• **Your objective**
Which lines of the records contain "Taxes"? Collect every one of them.

• **Material for this task**

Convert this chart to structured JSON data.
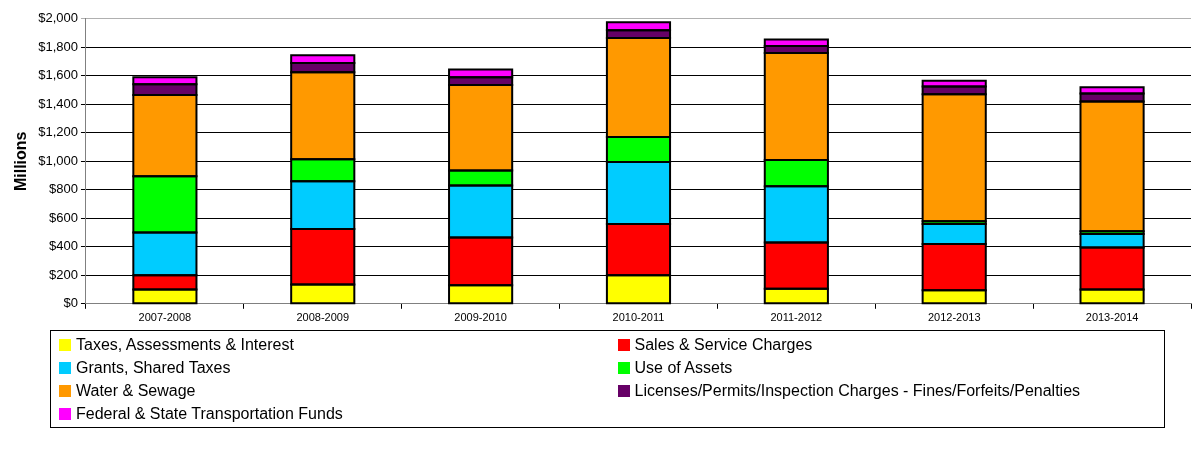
{
  "chart_data": {
    "type": "bar",
    "stacked": true,
    "ylabel": "Millions",
    "categories": [
      "2007-2008",
      "2008-2009",
      "2009-2010",
      "2010-2011",
      "2011-2012",
      "2012-2013",
      "2013-2014"
    ],
    "series": [
      {
        "name": "Taxes, Assessments & Interest",
        "color": "#ffff00",
        "values": [
          100,
          135,
          130,
          200,
          105,
          95,
          100
        ]
      },
      {
        "name": "Sales & Service Charges",
        "color": "#ff0000",
        "values": [
          100,
          390,
          335,
          360,
          325,
          325,
          295
        ]
      },
      {
        "name": "Grants, Shared Taxes",
        "color": "#00ccff",
        "values": [
          300,
          335,
          365,
          435,
          395,
          140,
          95
        ]
      },
      {
        "name": "Use of Assets",
        "color": "#00ff00",
        "values": [
          395,
          155,
          105,
          175,
          185,
          20,
          20
        ]
      },
      {
        "name": "Water & Sewage",
        "color": "#ff9900",
        "values": [
          570,
          610,
          600,
          695,
          750,
          890,
          910
        ]
      },
      {
        "name": "Licenses/Permits/Inspection Charges - Fines/Forfeits/Penalties",
        "color": "#660066",
        "values": [
          75,
          65,
          55,
          55,
          50,
          55,
          55
        ]
      },
      {
        "name": "Federal & State Transportation Funds",
        "color": "#ff00ff",
        "values": [
          50,
          55,
          55,
          55,
          45,
          40,
          45
        ]
      }
    ],
    "ylim": [
      0,
      2000
    ],
    "yticks": [
      {
        "value": 0,
        "label": "$0"
      },
      {
        "value": 200,
        "label": "$200"
      },
      {
        "value": 400,
        "label": "$400"
      },
      {
        "value": 600,
        "label": "$600"
      },
      {
        "value": 800,
        "label": "$800"
      },
      {
        "value": 1000,
        "label": "$1,000"
      },
      {
        "value": 1200,
        "label": "$1,200"
      },
      {
        "value": 1400,
        "label": "$1,400"
      },
      {
        "value": 1600,
        "label": "$1,600"
      },
      {
        "value": 1800,
        "label": "$1,800"
      },
      {
        "value": 2000,
        "label": "$2,000"
      }
    ],
    "grid": "y",
    "legend": "bottom"
  }
}
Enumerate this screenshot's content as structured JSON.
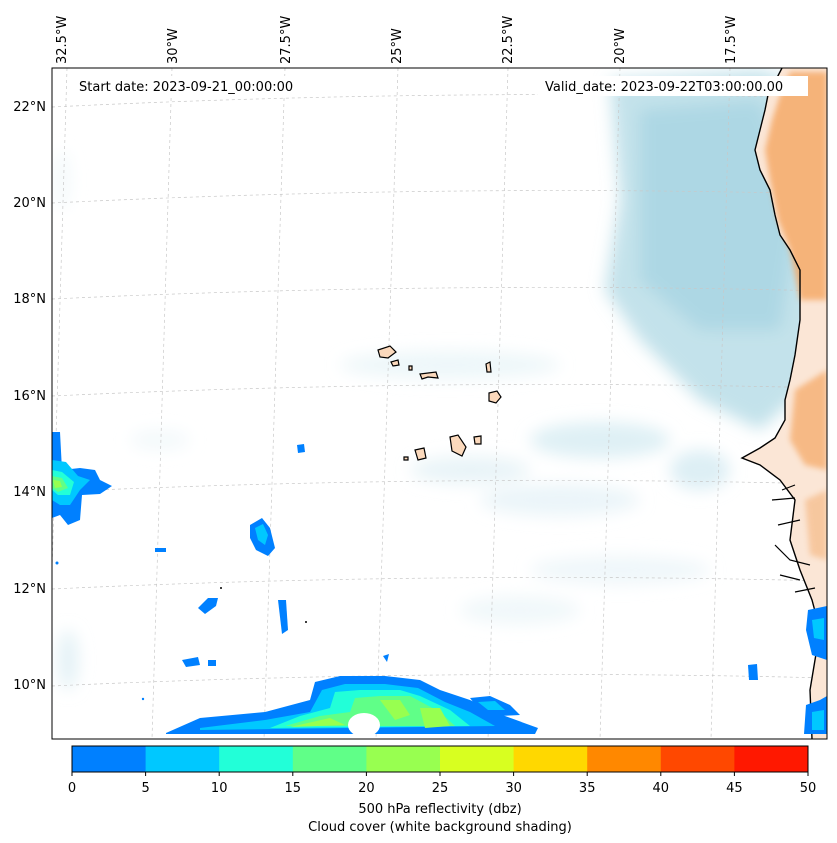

• **Problem solution**
        "name": "Taxes, Assessments & Interest",
        "name": "Grants, Shared Taxes",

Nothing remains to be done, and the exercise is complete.